▸ Material provided
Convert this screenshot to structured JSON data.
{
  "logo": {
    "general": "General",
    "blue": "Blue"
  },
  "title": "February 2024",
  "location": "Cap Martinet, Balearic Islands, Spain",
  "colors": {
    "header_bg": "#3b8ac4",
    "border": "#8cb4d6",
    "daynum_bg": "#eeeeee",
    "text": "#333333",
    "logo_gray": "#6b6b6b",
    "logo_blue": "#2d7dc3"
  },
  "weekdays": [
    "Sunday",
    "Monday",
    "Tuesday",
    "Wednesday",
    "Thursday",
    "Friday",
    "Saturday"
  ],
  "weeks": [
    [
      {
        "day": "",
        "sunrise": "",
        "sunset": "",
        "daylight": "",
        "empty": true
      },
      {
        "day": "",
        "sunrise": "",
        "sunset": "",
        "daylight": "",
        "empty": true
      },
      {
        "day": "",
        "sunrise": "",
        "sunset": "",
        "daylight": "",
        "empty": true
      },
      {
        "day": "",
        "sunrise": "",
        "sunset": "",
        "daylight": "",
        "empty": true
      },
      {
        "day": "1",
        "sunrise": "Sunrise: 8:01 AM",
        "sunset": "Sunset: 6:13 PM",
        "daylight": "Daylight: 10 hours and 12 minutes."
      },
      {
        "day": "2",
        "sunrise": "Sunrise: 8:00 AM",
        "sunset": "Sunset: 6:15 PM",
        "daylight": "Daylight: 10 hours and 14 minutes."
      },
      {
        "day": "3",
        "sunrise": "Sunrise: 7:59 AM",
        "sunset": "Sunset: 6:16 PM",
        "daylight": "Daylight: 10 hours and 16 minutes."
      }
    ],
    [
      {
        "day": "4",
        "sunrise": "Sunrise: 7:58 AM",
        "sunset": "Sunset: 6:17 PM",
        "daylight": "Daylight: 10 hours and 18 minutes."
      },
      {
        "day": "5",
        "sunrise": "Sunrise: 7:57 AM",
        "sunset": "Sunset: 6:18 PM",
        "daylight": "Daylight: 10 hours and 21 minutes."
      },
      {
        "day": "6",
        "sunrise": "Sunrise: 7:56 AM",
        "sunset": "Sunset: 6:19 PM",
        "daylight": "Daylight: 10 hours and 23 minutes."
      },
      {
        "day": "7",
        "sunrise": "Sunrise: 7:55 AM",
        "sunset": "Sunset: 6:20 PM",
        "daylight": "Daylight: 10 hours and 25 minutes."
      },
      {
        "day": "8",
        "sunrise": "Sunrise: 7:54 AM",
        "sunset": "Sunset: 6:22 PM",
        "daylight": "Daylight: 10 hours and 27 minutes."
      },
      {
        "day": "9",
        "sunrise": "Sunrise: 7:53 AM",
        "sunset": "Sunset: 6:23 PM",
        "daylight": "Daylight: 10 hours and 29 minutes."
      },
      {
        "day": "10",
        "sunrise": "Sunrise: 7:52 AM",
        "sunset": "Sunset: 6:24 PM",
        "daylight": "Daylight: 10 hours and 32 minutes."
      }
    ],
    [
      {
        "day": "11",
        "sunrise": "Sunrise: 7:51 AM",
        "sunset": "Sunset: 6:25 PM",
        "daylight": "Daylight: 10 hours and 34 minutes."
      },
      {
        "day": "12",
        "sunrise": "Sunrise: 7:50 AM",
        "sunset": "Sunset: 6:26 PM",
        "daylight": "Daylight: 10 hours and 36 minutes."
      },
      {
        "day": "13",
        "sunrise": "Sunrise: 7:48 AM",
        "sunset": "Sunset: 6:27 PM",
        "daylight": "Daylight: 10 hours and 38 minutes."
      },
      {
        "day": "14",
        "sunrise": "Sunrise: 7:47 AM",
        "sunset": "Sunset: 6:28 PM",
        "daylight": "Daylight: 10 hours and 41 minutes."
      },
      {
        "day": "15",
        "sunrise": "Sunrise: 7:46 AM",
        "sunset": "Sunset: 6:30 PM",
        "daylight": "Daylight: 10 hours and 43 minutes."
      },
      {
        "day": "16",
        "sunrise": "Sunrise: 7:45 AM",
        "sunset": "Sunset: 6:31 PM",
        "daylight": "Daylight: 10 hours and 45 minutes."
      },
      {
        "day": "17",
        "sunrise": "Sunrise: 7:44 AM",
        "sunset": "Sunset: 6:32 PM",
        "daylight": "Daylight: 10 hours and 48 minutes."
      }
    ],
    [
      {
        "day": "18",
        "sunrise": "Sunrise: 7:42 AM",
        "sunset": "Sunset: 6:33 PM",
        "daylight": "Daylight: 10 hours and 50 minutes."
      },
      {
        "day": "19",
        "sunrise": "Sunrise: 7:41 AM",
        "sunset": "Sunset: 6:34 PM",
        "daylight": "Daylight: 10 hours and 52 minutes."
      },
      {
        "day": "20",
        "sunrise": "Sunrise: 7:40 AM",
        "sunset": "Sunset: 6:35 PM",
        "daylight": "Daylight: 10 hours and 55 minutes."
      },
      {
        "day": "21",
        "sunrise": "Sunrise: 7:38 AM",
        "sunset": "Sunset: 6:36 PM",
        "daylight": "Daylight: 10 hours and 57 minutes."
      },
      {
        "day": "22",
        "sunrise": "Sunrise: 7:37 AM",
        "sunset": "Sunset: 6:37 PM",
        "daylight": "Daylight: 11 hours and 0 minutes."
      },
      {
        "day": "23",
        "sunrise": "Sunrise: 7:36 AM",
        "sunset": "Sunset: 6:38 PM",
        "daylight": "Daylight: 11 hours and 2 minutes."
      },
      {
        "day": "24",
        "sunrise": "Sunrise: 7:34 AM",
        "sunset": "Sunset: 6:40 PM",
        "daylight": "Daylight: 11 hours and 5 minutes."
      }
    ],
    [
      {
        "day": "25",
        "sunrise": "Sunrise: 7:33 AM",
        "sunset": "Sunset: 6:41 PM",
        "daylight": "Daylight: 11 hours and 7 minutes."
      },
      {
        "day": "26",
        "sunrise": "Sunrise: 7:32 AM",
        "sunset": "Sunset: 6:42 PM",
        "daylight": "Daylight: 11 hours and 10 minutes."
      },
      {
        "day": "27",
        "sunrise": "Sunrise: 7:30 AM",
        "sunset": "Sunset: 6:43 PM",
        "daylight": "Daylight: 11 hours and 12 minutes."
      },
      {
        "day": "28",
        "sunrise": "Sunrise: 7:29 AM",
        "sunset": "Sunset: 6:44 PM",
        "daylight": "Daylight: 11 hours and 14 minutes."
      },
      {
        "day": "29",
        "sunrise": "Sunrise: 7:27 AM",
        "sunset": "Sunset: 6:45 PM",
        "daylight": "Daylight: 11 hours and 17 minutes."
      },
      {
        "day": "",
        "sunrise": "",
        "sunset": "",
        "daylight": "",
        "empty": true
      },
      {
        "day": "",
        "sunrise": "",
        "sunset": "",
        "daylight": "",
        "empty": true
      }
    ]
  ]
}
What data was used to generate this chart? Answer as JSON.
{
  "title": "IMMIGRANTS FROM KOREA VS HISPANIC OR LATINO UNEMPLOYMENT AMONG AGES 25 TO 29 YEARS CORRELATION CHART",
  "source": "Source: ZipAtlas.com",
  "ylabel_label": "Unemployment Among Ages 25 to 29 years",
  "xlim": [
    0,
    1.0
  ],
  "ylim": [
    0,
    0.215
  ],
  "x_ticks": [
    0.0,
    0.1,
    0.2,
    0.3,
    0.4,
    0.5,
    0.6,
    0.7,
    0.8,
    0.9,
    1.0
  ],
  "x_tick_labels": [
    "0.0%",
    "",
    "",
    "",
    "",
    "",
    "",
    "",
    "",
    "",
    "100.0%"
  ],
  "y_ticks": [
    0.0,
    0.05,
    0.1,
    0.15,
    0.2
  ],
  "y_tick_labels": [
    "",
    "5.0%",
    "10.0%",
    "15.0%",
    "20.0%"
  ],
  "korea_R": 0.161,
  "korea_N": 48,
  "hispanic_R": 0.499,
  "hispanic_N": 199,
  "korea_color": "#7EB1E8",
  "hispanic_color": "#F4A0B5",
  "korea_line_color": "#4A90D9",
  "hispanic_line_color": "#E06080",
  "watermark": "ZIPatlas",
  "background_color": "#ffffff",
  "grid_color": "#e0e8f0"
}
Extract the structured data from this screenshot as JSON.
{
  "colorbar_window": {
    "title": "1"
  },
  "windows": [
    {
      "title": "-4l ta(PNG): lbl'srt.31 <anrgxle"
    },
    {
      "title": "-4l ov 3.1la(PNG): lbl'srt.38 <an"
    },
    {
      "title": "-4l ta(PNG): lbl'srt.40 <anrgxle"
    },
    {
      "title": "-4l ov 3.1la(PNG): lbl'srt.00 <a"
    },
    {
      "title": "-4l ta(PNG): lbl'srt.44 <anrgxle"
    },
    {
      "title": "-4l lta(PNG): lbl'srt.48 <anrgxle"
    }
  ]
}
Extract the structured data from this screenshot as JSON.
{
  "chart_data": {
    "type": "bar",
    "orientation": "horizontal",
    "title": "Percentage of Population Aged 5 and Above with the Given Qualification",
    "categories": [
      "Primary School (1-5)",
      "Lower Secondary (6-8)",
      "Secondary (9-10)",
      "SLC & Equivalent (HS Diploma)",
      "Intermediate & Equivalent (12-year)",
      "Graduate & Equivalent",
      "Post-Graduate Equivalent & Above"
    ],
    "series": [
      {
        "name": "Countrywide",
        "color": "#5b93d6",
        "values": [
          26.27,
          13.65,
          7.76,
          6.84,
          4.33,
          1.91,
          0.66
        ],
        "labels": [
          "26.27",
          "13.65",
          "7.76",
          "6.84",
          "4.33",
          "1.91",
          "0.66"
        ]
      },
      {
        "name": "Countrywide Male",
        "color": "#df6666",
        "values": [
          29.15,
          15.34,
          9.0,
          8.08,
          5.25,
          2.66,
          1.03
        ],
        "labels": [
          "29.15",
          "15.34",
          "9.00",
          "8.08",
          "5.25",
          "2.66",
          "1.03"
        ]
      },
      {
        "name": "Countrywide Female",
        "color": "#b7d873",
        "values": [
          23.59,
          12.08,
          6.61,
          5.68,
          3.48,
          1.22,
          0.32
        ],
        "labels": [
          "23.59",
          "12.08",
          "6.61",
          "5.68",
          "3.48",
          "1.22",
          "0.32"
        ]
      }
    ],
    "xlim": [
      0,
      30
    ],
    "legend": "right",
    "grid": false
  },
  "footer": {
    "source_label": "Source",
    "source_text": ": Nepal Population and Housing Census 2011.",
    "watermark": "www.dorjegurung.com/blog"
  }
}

▸ What is required
Pull every line containing "Graduate" out of the data above.

▸ Response for this exercise
      "Graduate & Equivalent",
      "Post-Graduate Equivalent & Above"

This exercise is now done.